____ Task material

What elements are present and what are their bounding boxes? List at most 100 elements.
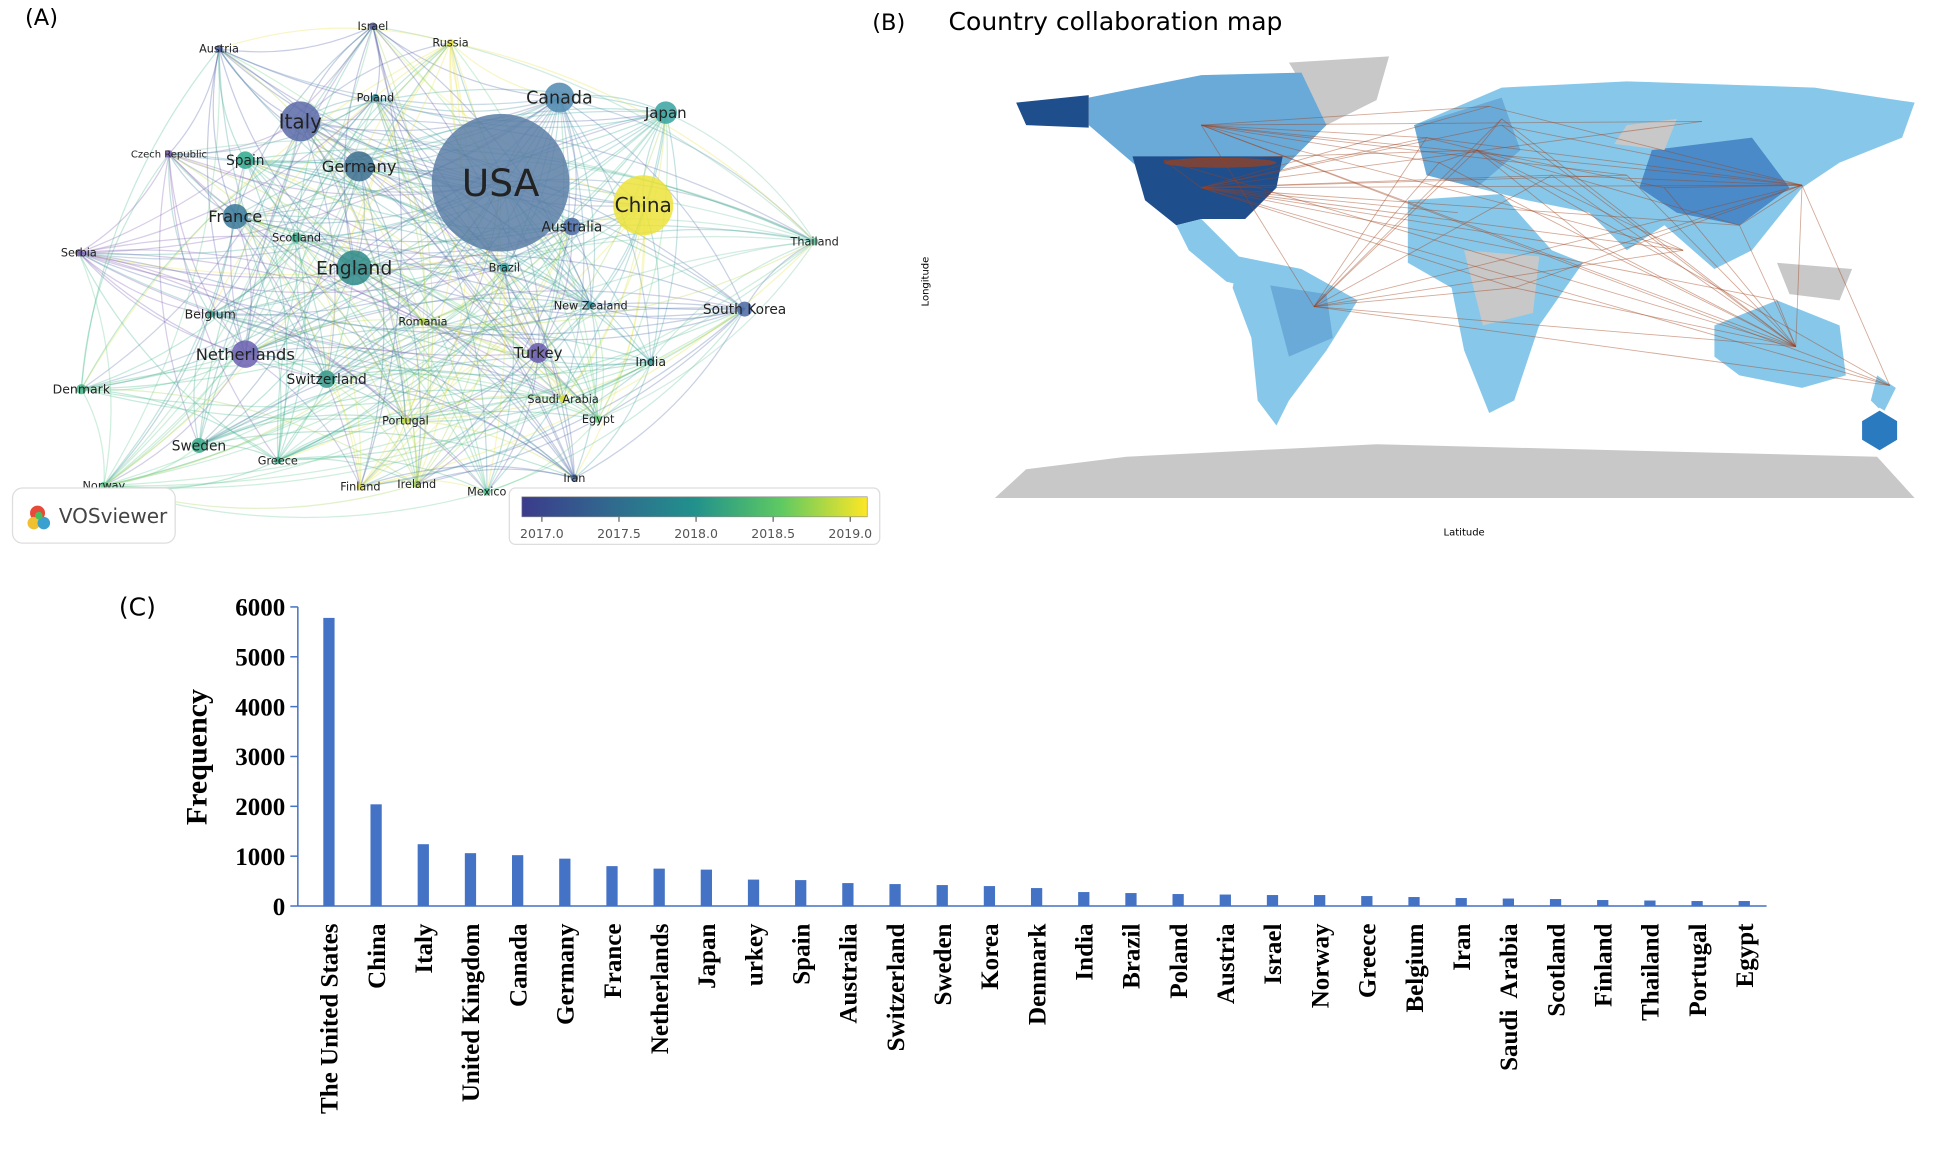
edge [372,26,381,98]
collab-link [1200,124,1315,307]
node-label: China [615,193,672,217]
edge [422,321,539,354]
edge [80,41,451,390]
collab-link [1739,225,1797,347]
edge [235,204,644,243]
edge [573,361,652,479]
edge [81,388,418,485]
node [75,249,83,257]
edge [650,112,679,362]
node [356,483,365,491]
country [1464,250,1540,326]
edge [217,48,246,161]
node-label: Saudi Arabia [527,393,598,406]
edge [416,42,470,485]
x-tick-label: Germany [553,923,580,1025]
edge [103,216,236,486]
bar [1078,892,1090,907]
edge [486,352,539,493]
node-label: Denmark [53,382,111,397]
edge [234,216,328,380]
x-tick-label: Austria [1213,923,1240,1004]
node-label: Sweden [172,438,226,454]
node-label: Netherlands [196,345,295,364]
country [1776,262,1853,301]
edge [103,353,246,487]
x-tick-label: Finland [1590,923,1617,1007]
edge [354,204,644,271]
colorbar-tick-label: 2017.0 [520,526,564,541]
edge [81,388,279,462]
edge [198,42,451,446]
collab-link [1313,137,1427,307]
country [1288,56,1390,126]
edge [168,48,220,155]
edge [218,48,355,269]
edge [486,112,667,493]
edge [198,389,564,447]
edge [234,216,282,461]
collab-link [1313,249,1684,308]
edge [422,240,815,326]
edge [234,216,252,355]
colorbar-tick-label: 2018.5 [751,526,795,541]
node [528,342,549,363]
node-label: Serbia [61,247,97,260]
collab-link [1438,149,1477,164]
scene: USA China Canada Italy Germany England France N… [11,5,1915,1114]
collab-link [1476,149,1890,386]
edge [422,267,505,323]
edge [244,97,376,355]
edge [78,112,667,256]
node [371,93,380,102]
node [206,310,214,318]
edge [244,267,505,355]
edge [486,267,515,493]
edge [235,215,599,420]
edge [234,110,666,218]
edge [81,267,355,390]
edge [198,356,651,447]
y-tick-label: 1000 [235,844,285,871]
edge [78,252,505,294]
edge [574,308,746,479]
edge [277,204,644,462]
edge [80,121,301,390]
edge [78,252,327,380]
y-tick-label: 3000 [235,744,285,771]
node-label: France [208,207,262,226]
panel-label: (B) [872,10,905,36]
edge [198,444,279,462]
edge [244,353,361,488]
edge [353,267,599,420]
bar [1691,901,1703,907]
bar [936,885,948,907]
node-label: Canada [526,89,593,109]
edge [296,237,418,485]
collab-link [1664,187,1797,347]
edge [277,267,505,462]
node [586,301,595,310]
node [594,415,602,423]
edge [244,318,424,355]
node [544,82,575,113]
collab-link [1201,124,1796,348]
edge [590,304,745,320]
edge [245,297,591,355]
edge [744,240,815,310]
edge [360,267,505,488]
node [419,317,427,326]
bar [889,884,901,907]
edge [573,305,598,479]
node [570,474,579,482]
node-label: Mexico [467,486,506,499]
edge [103,26,374,487]
country [994,444,1915,499]
edge [416,226,573,485]
edge [372,26,434,485]
collab-link [1313,174,1552,307]
collab-link [1201,120,1702,189]
edge [597,361,652,420]
collab-link [1201,124,1684,251]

________

- _Aim of the exercise_: Update the listing from the line with "edge [372,26,381,98]" to the line with "collab-link [1313,137,1427,307]", both included, by replacing "x-tick-label" with "axis-label" and keeping everything else the same. Give only those lines.

- _Exercise output_:
edge [372,26,381,98]
collab-link [1200,124,1315,307]
node-label: China [615,193,672,217]
edge [422,321,539,354]
edge [80,41,451,390]
collab-link [1739,225,1797,347]
edge [235,204,644,243]
edge [573,361,652,479]
edge [81,388,418,485]
node [75,249,83,257]
edge [650,112,679,362]
node [356,483,365,491]
country [1464,250,1540,326]
edge [217,48,246,161]
node-label: Saudi Arabia [527,393,598,406]
edge [416,42,470,485]
axis-label: Germany [553,923,580,1025]
edge [103,216,236,486]
bar [1078,892,1090,907]
edge [486,352,539,493]
node-label: Denmark [53,382,111,397]
edge [234,216,328,380]
axis-label: Austria [1213,923,1240,1004]
node-label: Sweden [172,438,226,454]
node-label: Netherlands [196,345,295,364]
country [1776,262,1853,301]
edge [103,353,246,487]
axis-label: Finland [1590,923,1617,1007]
edge [354,204,644,271]
colorbar-tick-label: 2017.0 [520,526,564,541]
edge [81,388,279,462]
edge [198,42,451,446]
collab-link [1313,137,1427,307]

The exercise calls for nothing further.